- Exercise
Please copy these records word for word, starting at the beginning and going through the line with "Give me the". Leave the pictures out of your copy.

:: Supplied material ::

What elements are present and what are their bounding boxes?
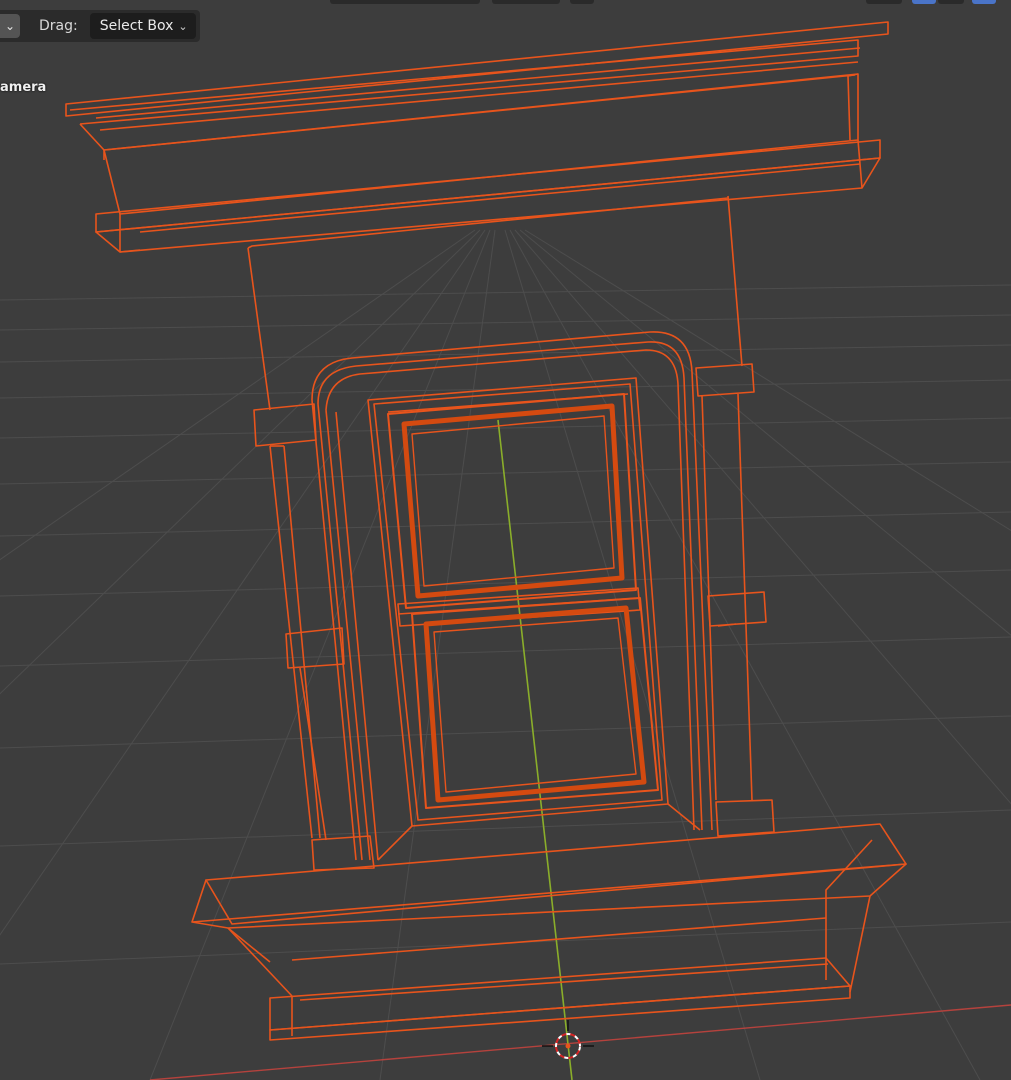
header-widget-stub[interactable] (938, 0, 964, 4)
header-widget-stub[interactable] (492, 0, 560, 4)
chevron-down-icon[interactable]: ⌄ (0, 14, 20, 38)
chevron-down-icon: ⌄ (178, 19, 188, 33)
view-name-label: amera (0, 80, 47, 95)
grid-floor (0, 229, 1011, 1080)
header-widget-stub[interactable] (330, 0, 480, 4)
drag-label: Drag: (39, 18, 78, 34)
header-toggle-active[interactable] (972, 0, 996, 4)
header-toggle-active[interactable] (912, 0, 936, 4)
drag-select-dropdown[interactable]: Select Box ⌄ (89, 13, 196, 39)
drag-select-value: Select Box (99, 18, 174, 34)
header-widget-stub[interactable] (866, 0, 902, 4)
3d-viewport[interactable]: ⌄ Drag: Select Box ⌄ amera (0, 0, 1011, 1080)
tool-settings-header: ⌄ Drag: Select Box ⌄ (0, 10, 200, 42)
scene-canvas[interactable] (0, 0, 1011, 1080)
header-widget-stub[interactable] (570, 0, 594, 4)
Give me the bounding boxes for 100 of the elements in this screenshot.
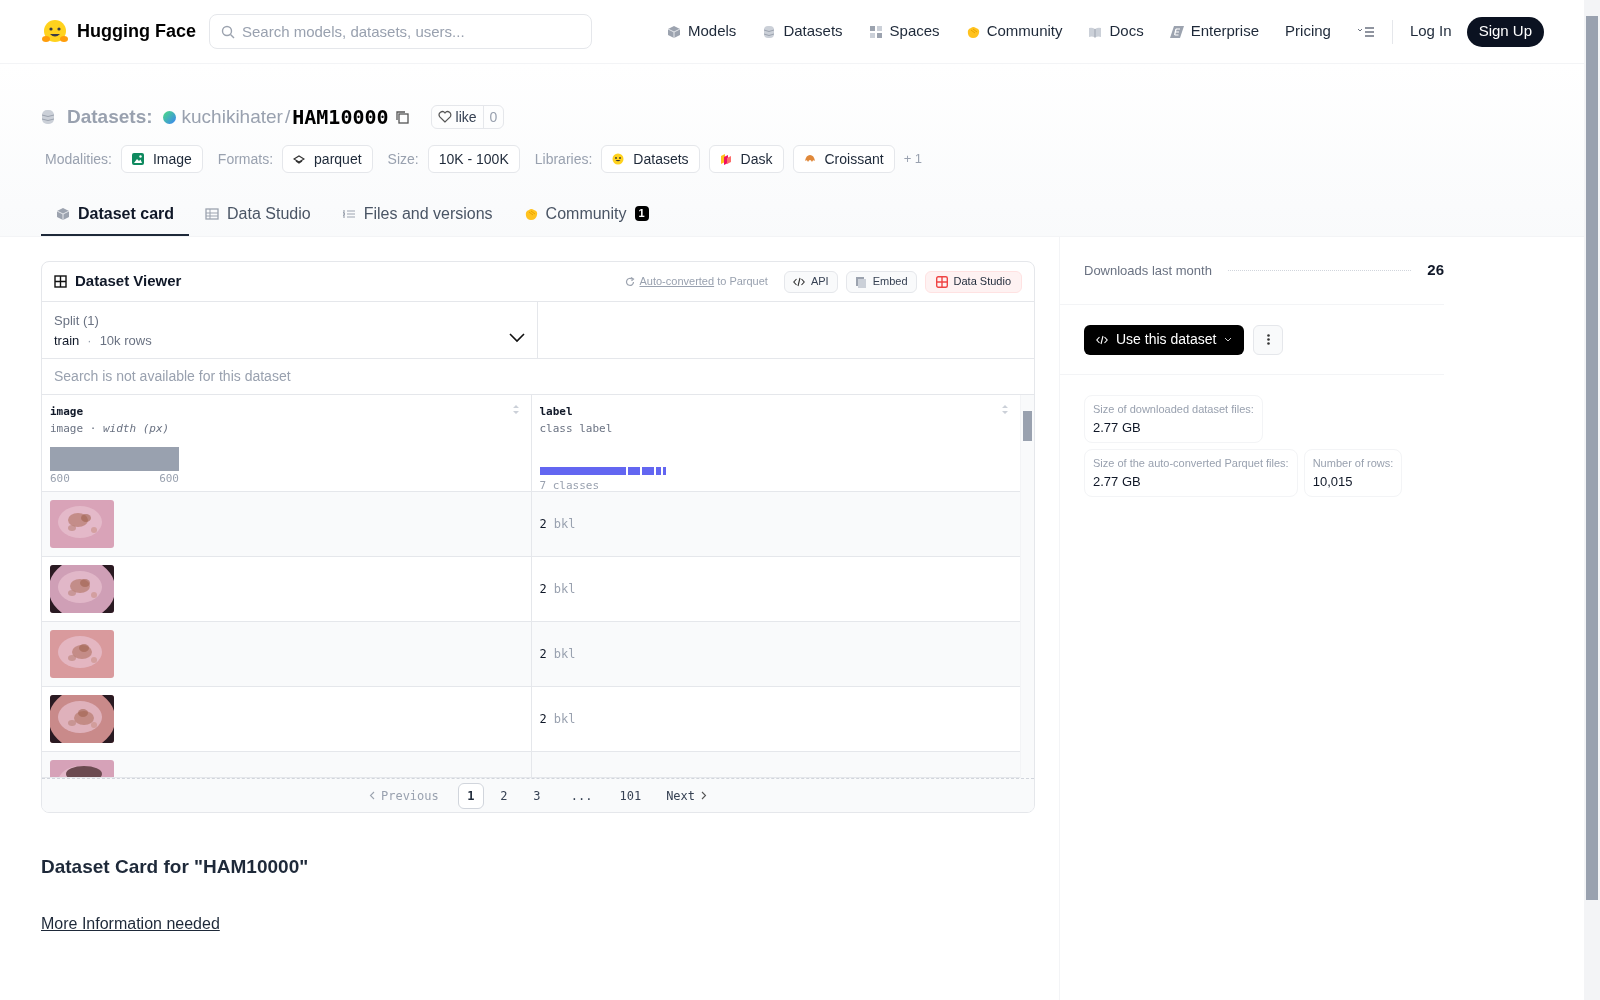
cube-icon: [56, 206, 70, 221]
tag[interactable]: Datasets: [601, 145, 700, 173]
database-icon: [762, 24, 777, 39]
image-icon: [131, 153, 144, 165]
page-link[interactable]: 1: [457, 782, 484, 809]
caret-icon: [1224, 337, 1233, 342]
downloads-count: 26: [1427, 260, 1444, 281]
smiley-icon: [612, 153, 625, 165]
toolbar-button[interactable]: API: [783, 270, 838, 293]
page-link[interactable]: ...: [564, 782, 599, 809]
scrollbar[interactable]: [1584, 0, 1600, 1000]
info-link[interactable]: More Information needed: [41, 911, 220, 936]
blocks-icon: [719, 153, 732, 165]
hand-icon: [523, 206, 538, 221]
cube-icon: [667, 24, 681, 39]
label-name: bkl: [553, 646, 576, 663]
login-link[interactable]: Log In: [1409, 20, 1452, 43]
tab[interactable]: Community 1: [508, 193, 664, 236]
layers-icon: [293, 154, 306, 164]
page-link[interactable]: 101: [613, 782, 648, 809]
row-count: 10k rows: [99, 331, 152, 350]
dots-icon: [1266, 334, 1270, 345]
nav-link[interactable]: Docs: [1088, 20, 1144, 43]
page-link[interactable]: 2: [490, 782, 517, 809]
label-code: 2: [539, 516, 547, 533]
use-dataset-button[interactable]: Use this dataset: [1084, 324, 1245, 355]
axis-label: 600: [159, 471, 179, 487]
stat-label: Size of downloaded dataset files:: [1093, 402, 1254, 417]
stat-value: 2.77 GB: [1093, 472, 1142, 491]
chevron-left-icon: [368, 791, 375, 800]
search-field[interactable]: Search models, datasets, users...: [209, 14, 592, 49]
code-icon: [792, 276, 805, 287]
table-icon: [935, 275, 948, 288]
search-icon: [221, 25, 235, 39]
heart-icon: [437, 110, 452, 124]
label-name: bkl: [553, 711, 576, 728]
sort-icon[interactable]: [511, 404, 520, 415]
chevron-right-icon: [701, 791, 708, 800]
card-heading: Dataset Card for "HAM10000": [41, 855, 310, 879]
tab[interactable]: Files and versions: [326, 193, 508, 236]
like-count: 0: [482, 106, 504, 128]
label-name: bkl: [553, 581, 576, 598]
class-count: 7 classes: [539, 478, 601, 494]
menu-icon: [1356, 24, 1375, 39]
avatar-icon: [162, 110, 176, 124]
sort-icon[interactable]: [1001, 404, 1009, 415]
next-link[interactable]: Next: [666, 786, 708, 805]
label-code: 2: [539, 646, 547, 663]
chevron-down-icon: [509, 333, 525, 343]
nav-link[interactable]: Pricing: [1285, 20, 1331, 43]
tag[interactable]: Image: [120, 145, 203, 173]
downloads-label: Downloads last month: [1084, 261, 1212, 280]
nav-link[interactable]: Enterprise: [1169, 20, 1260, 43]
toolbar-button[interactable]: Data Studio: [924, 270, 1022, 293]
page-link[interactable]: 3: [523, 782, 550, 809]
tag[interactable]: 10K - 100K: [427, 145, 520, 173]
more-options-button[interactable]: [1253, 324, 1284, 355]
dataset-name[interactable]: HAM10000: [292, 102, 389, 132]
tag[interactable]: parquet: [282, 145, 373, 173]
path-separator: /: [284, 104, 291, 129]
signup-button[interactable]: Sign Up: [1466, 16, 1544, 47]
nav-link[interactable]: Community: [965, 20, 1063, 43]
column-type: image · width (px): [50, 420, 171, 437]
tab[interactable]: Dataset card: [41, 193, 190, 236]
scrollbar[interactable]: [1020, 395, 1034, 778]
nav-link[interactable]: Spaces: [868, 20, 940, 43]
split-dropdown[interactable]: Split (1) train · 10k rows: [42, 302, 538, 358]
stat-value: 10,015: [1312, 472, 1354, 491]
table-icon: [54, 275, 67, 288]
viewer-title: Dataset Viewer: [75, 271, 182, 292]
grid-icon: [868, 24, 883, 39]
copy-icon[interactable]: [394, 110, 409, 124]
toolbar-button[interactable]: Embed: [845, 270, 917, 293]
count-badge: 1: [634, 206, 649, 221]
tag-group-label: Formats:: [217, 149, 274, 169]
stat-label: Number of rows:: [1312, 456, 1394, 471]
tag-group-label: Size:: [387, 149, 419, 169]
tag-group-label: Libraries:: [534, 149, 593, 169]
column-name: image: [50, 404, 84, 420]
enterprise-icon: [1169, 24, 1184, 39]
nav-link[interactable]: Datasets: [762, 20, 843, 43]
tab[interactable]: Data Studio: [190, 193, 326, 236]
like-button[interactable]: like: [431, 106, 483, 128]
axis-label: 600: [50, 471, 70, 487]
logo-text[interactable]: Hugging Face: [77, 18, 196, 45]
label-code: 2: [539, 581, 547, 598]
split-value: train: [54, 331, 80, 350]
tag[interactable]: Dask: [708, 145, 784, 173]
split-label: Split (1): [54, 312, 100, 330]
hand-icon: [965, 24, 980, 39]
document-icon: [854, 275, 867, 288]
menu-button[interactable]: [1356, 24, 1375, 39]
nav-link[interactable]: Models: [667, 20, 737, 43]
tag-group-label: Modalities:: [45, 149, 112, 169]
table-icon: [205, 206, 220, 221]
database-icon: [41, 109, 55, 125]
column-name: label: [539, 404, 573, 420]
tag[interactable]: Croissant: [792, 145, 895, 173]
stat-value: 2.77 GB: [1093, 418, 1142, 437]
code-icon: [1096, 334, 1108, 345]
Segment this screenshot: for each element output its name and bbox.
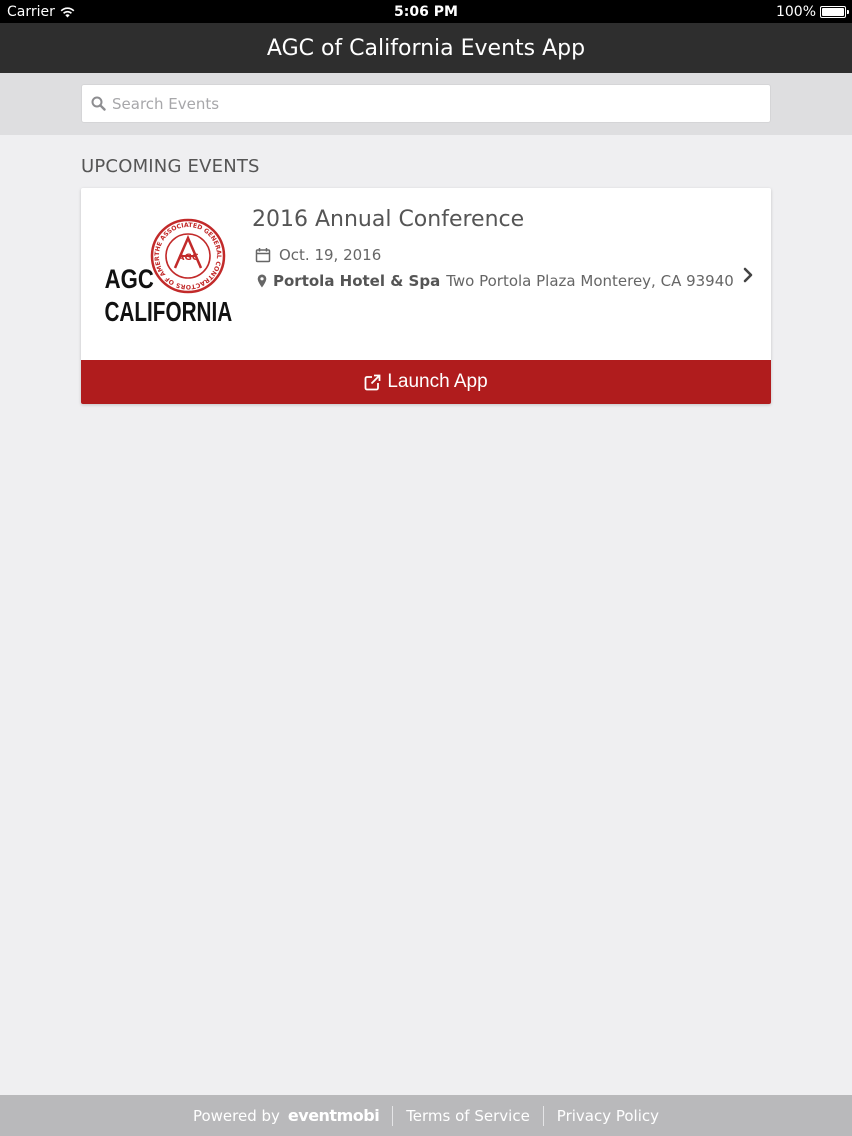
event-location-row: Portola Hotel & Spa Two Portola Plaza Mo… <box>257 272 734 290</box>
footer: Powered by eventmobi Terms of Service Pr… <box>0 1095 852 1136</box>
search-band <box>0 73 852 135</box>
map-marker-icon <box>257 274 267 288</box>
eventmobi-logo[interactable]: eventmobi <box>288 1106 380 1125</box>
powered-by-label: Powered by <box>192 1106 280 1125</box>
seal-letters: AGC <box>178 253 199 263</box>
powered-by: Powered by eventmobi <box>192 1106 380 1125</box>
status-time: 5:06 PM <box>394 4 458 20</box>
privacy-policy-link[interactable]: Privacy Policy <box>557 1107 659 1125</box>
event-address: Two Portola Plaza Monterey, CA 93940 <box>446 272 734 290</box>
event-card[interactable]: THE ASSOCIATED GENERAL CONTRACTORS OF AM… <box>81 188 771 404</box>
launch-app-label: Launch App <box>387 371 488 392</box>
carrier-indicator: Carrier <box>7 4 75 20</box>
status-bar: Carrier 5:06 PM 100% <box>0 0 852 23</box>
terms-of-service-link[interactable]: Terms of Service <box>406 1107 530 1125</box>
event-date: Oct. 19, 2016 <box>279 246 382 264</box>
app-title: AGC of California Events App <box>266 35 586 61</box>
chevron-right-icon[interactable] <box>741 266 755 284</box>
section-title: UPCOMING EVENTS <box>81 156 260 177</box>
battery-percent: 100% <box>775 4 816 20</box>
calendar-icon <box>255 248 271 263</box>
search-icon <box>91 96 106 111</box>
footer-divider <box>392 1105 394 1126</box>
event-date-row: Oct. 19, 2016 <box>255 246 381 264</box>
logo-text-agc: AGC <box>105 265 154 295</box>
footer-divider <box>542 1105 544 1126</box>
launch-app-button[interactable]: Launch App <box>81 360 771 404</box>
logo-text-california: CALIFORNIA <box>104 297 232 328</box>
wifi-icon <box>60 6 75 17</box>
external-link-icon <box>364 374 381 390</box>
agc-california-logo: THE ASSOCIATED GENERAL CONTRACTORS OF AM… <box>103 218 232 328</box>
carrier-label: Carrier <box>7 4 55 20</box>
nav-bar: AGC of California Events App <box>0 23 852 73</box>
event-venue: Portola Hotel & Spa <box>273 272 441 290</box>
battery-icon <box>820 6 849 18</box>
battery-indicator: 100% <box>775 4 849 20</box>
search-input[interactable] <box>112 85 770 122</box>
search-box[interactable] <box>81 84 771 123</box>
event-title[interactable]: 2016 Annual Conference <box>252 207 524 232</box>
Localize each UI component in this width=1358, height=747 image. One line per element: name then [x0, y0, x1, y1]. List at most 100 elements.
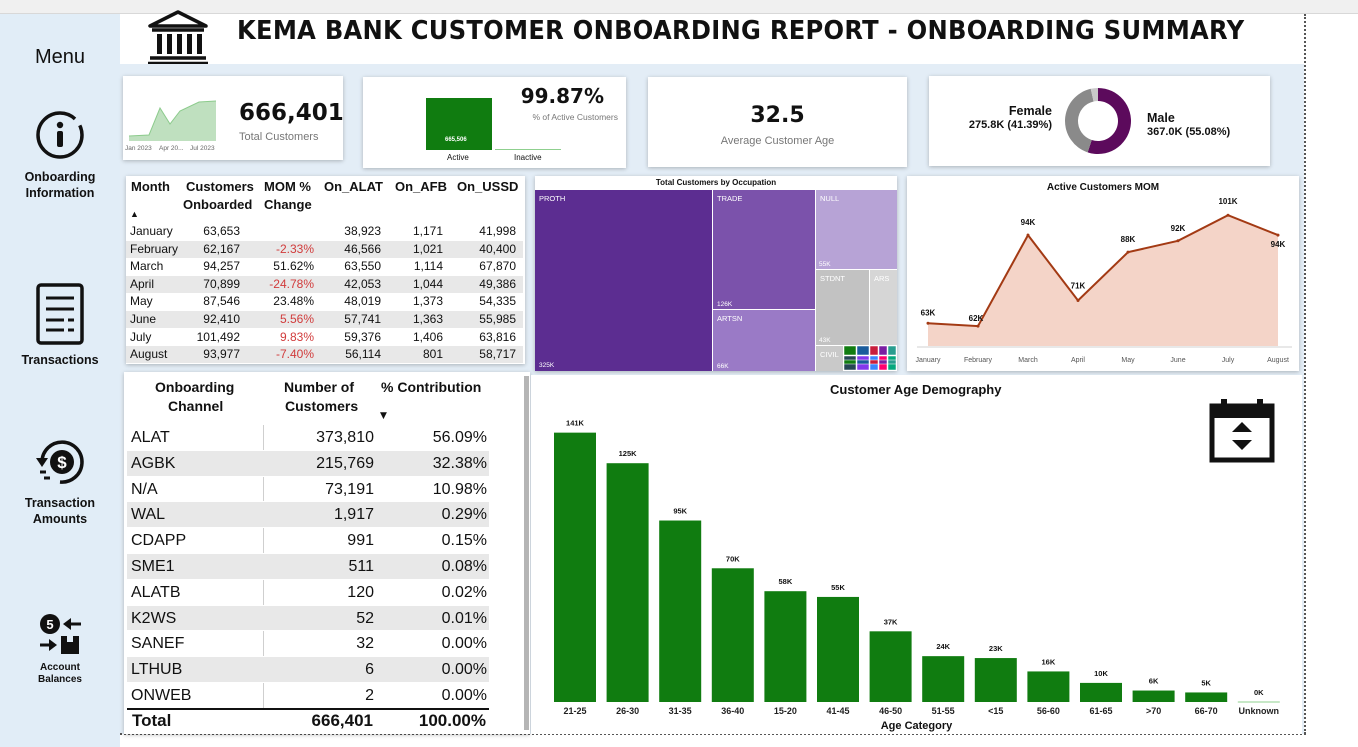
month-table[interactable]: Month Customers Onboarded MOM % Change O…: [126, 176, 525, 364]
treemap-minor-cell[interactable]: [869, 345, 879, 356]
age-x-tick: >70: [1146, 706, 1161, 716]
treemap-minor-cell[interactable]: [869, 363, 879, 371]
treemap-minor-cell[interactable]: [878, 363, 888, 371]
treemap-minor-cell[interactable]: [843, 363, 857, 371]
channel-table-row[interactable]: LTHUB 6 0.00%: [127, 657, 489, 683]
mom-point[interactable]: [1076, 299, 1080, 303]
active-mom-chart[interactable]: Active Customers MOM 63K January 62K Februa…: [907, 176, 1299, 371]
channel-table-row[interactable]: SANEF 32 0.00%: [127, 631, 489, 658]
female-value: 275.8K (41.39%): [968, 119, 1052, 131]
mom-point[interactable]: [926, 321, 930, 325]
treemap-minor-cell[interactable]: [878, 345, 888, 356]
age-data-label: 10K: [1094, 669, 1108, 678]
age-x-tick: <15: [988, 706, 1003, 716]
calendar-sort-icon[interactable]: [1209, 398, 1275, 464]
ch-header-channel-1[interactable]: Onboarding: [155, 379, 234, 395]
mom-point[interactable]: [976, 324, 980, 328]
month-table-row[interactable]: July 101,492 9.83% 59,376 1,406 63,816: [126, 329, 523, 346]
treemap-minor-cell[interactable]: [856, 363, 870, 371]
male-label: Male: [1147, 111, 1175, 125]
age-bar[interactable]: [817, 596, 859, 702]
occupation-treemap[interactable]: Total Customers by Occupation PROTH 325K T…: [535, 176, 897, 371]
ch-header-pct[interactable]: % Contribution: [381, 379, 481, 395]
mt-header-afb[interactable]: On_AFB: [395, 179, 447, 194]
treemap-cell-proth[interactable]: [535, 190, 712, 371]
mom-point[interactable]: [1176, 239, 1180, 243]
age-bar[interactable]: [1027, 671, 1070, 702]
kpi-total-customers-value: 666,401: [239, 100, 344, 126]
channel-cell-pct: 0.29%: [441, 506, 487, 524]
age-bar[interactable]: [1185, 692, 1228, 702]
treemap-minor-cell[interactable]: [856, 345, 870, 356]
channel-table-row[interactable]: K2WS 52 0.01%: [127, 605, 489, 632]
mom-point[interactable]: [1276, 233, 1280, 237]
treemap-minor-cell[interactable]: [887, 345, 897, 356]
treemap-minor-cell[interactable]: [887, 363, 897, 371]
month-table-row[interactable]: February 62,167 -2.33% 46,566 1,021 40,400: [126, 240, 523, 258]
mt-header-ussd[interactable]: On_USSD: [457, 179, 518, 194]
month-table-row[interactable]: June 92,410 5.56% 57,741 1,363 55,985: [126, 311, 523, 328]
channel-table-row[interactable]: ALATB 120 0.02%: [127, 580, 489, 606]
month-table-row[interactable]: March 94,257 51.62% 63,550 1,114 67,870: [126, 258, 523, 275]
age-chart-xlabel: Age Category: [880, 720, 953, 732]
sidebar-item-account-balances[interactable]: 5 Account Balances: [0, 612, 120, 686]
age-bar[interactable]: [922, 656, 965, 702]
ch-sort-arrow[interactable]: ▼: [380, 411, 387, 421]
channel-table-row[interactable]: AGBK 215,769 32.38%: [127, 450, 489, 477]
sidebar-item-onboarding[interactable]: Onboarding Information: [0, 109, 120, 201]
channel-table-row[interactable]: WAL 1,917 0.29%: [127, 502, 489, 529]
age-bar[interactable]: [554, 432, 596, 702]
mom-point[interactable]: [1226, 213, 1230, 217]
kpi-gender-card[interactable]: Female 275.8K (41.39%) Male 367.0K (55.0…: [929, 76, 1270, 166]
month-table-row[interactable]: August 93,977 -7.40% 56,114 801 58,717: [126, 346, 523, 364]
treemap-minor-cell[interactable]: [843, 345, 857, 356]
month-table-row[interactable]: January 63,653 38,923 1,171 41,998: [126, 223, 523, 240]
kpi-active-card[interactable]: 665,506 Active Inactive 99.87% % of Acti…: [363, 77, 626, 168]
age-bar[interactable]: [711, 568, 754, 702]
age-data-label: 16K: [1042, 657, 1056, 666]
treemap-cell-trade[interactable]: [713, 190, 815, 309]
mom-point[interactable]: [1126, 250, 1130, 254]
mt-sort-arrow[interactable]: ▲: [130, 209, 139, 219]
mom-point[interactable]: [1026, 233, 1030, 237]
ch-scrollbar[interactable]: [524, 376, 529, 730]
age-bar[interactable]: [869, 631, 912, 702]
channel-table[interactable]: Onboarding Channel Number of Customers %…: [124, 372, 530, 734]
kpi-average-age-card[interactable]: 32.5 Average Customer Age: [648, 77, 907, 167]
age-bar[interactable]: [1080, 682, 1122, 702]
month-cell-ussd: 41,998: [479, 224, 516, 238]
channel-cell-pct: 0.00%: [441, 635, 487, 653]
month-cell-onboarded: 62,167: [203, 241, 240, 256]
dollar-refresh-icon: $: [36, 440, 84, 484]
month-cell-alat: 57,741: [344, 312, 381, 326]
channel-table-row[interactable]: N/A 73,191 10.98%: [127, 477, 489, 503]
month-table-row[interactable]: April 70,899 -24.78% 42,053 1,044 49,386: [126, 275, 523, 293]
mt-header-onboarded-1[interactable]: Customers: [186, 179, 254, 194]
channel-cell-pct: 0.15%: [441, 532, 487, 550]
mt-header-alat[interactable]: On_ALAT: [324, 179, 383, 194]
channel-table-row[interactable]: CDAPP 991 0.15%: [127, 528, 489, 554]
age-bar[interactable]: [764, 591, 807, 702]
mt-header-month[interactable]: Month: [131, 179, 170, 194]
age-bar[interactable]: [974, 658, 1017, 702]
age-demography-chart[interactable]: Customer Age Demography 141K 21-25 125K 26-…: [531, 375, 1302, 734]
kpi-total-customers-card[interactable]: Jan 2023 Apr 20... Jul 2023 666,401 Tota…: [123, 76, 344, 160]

:::

- Expected answer
What elements are present and what are their bounding boxes?
header-widget-stub[interactable] (938, 0, 964, 4)
header-widget-stub[interactable] (492, 0, 560, 4)
chevron-down-icon[interactable]: ⌄ (0, 14, 20, 38)
chevron-down-icon: ⌄ (178, 19, 188, 33)
view-name-label: amera (0, 80, 47, 95)
grid-floor (0, 229, 1011, 1080)
header-widget-stub[interactable] (330, 0, 480, 4)
drag-label: Drag: (39, 18, 78, 34)
header-toggle-active[interactable] (972, 0, 996, 4)
header-toggle-active[interactable] (912, 0, 936, 4)
drag-select-dropdown[interactable]: Select Box ⌄ (89, 13, 196, 39)
drag-select-value: Select Box (99, 18, 174, 34)
header-widget-stub[interactable] (866, 0, 902, 4)
3d-viewport[interactable]: ⌄ Drag: Select Box ⌄ amera (0, 0, 1011, 1080)
tool-settings-header: ⌄ Drag: Select Box ⌄ (0, 10, 200, 42)
scene-canvas[interactable] (0, 0, 1011, 1080)
header-widget-stub[interactable] (570, 0, 594, 4)
Give me the bounding boxes for 100 of the elements in this screenshot.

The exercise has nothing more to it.